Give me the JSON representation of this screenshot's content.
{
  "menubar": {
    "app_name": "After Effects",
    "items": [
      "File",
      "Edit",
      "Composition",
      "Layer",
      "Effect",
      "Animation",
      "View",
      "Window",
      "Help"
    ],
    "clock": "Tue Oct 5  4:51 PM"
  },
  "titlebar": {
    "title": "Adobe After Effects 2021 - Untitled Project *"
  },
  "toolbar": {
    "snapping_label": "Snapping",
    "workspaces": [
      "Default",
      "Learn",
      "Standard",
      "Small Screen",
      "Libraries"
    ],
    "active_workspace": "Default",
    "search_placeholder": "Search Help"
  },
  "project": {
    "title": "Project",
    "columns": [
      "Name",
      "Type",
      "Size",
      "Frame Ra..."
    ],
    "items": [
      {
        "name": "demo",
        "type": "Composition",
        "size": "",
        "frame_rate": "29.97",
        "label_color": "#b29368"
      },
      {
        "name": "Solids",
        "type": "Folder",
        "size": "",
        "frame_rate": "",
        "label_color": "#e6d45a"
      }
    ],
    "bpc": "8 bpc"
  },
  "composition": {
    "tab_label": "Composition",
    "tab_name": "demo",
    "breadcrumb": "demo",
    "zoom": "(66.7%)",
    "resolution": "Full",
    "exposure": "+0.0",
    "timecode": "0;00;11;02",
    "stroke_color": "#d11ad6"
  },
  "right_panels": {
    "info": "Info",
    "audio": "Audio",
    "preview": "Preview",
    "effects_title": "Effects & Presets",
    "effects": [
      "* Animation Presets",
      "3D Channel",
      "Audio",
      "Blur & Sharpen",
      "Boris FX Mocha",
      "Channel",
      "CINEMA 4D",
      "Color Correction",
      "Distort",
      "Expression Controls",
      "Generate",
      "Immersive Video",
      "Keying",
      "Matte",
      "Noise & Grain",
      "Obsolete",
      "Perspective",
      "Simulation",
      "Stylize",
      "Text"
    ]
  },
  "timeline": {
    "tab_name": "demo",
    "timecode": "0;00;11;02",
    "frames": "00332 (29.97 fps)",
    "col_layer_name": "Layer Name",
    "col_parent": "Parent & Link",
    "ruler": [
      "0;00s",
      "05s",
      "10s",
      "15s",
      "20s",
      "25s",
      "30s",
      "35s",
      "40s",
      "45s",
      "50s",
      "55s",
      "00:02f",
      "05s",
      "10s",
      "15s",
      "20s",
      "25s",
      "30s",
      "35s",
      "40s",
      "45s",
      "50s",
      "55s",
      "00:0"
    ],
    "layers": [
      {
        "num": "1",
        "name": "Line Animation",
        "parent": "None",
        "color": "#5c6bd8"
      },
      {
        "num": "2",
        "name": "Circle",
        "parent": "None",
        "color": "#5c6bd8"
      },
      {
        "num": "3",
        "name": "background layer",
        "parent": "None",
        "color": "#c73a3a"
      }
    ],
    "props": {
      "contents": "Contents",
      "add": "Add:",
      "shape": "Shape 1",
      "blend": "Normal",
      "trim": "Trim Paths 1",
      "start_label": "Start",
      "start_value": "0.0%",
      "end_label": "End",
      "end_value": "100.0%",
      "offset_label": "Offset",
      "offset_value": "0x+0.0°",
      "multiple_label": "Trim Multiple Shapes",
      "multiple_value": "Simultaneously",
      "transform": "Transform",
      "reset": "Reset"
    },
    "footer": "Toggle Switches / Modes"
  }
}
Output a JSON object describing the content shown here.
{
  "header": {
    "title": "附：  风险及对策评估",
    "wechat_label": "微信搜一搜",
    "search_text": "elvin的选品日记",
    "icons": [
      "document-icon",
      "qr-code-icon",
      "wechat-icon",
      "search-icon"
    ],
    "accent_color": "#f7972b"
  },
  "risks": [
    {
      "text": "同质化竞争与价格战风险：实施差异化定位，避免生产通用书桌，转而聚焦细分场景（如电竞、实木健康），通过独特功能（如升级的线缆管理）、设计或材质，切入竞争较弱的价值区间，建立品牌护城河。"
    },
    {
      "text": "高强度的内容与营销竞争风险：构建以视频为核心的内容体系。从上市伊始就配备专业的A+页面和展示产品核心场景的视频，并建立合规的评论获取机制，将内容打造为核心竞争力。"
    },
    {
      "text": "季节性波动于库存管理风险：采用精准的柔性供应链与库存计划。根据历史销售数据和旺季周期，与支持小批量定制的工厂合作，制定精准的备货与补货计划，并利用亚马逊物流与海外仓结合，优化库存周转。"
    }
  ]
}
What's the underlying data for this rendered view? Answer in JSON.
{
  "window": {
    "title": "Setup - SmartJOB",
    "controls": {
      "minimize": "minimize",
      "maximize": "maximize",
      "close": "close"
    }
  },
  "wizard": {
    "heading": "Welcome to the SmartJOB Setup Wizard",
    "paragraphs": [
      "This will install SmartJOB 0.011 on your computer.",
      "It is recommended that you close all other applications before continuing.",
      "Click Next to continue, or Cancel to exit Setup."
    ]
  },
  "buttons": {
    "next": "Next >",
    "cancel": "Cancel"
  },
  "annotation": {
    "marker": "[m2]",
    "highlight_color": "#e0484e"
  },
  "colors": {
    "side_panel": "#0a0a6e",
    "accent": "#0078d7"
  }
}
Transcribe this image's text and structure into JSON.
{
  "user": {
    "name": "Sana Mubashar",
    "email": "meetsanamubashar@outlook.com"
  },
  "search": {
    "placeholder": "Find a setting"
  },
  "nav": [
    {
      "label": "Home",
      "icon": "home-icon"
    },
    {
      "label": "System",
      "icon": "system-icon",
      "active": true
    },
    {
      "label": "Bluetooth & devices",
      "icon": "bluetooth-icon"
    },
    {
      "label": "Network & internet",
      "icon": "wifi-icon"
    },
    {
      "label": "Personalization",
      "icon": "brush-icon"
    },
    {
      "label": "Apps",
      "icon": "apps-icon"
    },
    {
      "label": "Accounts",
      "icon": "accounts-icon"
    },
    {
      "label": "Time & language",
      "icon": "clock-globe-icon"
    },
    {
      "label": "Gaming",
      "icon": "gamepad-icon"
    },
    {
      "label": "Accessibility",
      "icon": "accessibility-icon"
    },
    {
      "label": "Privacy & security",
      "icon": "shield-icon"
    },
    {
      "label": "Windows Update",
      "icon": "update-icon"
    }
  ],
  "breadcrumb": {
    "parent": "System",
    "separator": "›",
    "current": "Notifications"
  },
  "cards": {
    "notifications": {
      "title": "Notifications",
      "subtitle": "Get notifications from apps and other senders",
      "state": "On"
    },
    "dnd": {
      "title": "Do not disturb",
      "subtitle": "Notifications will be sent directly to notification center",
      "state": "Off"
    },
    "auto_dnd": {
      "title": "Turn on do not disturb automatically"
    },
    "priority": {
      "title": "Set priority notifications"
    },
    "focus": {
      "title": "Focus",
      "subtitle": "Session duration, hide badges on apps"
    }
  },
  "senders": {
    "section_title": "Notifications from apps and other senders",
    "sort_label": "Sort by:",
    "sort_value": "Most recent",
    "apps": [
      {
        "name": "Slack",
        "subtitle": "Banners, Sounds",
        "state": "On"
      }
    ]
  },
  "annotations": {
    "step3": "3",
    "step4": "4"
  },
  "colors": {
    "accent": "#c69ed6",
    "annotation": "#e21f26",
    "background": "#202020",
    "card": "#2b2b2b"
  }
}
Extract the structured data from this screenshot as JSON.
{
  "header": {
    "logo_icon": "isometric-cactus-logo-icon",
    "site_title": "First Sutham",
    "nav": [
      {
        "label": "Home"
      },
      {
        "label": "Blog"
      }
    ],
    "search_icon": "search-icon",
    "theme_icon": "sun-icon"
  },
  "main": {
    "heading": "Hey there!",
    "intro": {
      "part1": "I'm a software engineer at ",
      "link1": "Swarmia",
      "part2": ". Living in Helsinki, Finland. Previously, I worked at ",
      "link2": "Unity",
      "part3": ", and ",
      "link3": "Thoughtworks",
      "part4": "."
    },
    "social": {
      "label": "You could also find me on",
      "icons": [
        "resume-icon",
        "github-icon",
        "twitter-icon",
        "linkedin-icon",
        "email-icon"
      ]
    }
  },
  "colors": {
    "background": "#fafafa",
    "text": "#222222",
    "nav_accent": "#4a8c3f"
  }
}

——————

◆ Exercise details ◆
Write out once more the lines above beginning at the line with "Extract the structured"; continue through the final line and stop there.

◆ Written answer ◆
Extract the structured data from this screenshot as JSON.
{
  "header": {
    "logo_icon": "isometric-cactus-logo-icon",
    "site_title": "First Sutham",
    "nav": [
      {
        "label": "Home"
      },
      {
        "label": "Blog"
      }
    ],
    "search_icon": "search-icon",
    "theme_icon": "sun-icon"
  },
  "main": {
    "heading": "Hey there!",
    "intro": {
      "part1": "I'm a software engineer at ",
      "link1": "Swarmia",
      "part2": ". Living in Helsinki, Finland. Previously, I worked at ",
      "link2": "Unity",
      "part3": ", and ",
      "link3": "Thoughtworks",
      "part4": "."
    },
    "social": {
      "label": "You could also find me on",
      "icons": [
        "resume-icon",
        "github-icon",
        "twitter-icon",
        "linkedin-icon",
        "email-icon"
      ]
    }
  },
  "colors": {
    "background": "#fafafa",
    "text": "#222222",
    "nav_accent": "#4a8c3f"
  }
}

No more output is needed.